Written task –
Repeat the lines that follow, leaving nothing out.

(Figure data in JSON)

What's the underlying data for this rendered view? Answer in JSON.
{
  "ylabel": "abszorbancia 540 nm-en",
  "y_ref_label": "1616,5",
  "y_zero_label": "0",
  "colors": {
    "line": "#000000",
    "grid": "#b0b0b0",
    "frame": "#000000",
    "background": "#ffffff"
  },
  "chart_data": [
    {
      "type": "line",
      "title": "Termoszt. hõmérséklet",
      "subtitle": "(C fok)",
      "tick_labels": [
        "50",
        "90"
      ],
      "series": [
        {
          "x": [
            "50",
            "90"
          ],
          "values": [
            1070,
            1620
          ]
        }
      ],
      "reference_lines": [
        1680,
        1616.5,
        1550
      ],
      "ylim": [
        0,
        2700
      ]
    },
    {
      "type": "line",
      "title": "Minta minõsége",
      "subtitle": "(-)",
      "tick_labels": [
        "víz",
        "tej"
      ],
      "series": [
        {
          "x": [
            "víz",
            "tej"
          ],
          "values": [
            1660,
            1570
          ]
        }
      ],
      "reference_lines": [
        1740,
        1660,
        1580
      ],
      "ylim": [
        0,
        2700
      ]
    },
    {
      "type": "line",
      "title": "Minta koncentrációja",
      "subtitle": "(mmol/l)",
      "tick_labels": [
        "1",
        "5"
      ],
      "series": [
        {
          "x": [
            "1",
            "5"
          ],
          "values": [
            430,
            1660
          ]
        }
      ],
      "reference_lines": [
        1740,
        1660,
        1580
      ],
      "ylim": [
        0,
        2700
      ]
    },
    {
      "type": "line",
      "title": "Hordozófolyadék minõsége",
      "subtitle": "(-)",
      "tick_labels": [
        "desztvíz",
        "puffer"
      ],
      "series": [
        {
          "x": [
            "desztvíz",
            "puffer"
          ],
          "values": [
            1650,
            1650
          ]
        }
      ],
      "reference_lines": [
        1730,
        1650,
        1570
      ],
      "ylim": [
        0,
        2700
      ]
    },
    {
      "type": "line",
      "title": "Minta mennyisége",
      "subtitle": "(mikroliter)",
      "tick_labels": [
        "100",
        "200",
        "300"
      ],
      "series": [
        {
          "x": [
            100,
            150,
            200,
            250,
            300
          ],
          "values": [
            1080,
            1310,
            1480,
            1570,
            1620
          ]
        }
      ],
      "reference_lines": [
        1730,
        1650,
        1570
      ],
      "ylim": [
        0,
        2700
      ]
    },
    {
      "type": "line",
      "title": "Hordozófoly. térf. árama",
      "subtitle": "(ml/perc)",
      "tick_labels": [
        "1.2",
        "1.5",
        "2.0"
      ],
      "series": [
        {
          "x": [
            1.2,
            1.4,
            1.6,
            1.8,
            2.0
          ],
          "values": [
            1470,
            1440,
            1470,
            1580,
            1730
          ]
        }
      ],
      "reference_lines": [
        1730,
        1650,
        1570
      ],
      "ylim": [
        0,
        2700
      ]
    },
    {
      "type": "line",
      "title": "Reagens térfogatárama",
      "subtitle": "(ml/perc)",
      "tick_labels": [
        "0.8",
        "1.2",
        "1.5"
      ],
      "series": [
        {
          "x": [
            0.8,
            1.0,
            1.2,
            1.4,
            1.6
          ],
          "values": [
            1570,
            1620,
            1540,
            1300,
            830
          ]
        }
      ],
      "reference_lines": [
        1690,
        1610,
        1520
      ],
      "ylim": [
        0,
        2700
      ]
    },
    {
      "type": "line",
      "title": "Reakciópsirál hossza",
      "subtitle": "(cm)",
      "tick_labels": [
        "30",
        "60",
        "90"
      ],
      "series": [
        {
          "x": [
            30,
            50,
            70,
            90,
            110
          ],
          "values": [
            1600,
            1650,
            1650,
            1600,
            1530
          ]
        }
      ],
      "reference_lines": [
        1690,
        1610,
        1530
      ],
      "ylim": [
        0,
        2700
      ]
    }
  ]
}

Full solution –
What's the underlying data for this rendered view? Answer in JSON.
{
  "ylabel": "abszorbancia 540 nm-en",
  "y_ref_label": "1616,5",
  "y_zero_label": "0",
  "colors": {
    "line": "#000000",
    "grid": "#b0b0b0",
    "frame": "#000000",
    "background": "#ffffff"
  },
  "chart_data": [
    {
      "type": "line",
      "title": "Termoszt. hõmérséklet",
      "subtitle": "(C fok)",
      "tick_labels": [
        "50",
        "90"
      ],
      "series": [
        {
          "x": [
            "50",
            "90"
          ],
          "values": [
            1070,
            1620
          ]
        }
      ],
      "reference_lines": [
        1680,
        1616.5,
        1550
      ],
      "ylim": [
        0,
        2700
      ]
    },
    {
      "type": "line",
      "title": "Minta minõsége",
      "subtitle": "(-)",
      "tick_labels": [
        "víz",
        "tej"
      ],
      "series": [
        {
          "x": [
            "víz",
            "tej"
          ],
          "values": [
            1660,
            1570
          ]
        }
      ],
      "reference_lines": [
        1740,
        1660,
        1580
      ],
      "ylim": [
        0,
        2700
      ]
    },
    {
      "type": "line",
      "title": "Minta koncentrációja",
      "subtitle": "(mmol/l)",
      "tick_labels": [
        "1",
        "5"
      ],
      "series": [
        {
          "x": [
            "1",
            "5"
          ],
          "values": [
            430,
            1660
          ]
        }
      ],
      "reference_lines": [
        1740,
        1660,
        1580
      ],
      "ylim": [
        0,
        2700
      ]
    },
    {
      "type": "line",
      "title": "Hordozófolyadék minõsége",
      "subtitle": "(-)",
      "tick_labels": [
        "desztvíz",
        "puffer"
      ],
      "series": [
        {
          "x": [
            "desztvíz",
            "puffer"
          ],
          "values": [
            1650,
            1650
          ]
        }
      ],
      "reference_lines": [
        1730,
        1650,
        1570
      ],
      "ylim": [
        0,
        2700
      ]
    },
    {
      "type": "line",
      "title": "Minta mennyisége",
      "subtitle": "(mikroliter)",
      "tick_labels": [
        "100",
        "200",
        "300"
      ],
      "series": [
        {
          "x": [
            100,
            150,
            200,
            250,
            300
          ],
          "values": [
            1080,
            1310,
            1480,
            1570,
            1620
          ]
        }
      ],
      "reference_lines": [
        1730,
        1650,
        1570
      ],
      "ylim": [
        0,
        2700
      ]
    },
    {
      "type": "line",
      "title": "Hordozófoly. térf. árama",
      "subtitle": "(ml/perc)",
      "tick_labels": [
        "1.2",
        "1.5",
        "2.0"
      ],
      "series": [
        {
          "x": [
            1.2,
            1.4,
            1.6,
            1.8,
            2.0
          ],
          "values": [
            1470,
            1440,
            1470,
            1580,
            1730
          ]
        }
      ],
      "reference_lines": [
        1730,
        1650,
        1570
      ],
      "ylim": [
        0,
        2700
      ]
    },
    {
      "type": "line",
      "title": "Reagens térfogatárama",
      "subtitle": "(ml/perc)",
      "tick_labels": [
        "0.8",
        "1.2",
        "1.5"
      ],
      "series": [
        {
          "x": [
            0.8,
            1.0,
            1.2,
            1.4,
            1.6
          ],
          "values": [
            1570,
            1620,
            1540,
            1300,
            830
          ]
        }
      ],
      "reference_lines": [
        1690,
        1610,
        1520
      ],
      "ylim": [
        0,
        2700
      ]
    },
    {
      "type": "line",
      "title": "Reakciópsirál hossza",
      "subtitle": "(cm)",
      "tick_labels": [
        "30",
        "60",
        "90"
      ],
      "series": [
        {
          "x": [
            30,
            50,
            70,
            90,
            110
          ],
          "values": [
            1600,
            1650,
            1650,
            1600,
            1530
          ]
        }
      ],
      "reference_lines": [
        1690,
        1610,
        1530
      ],
      "ylim": [
        0,
        2700
      ]
    }
  ]
}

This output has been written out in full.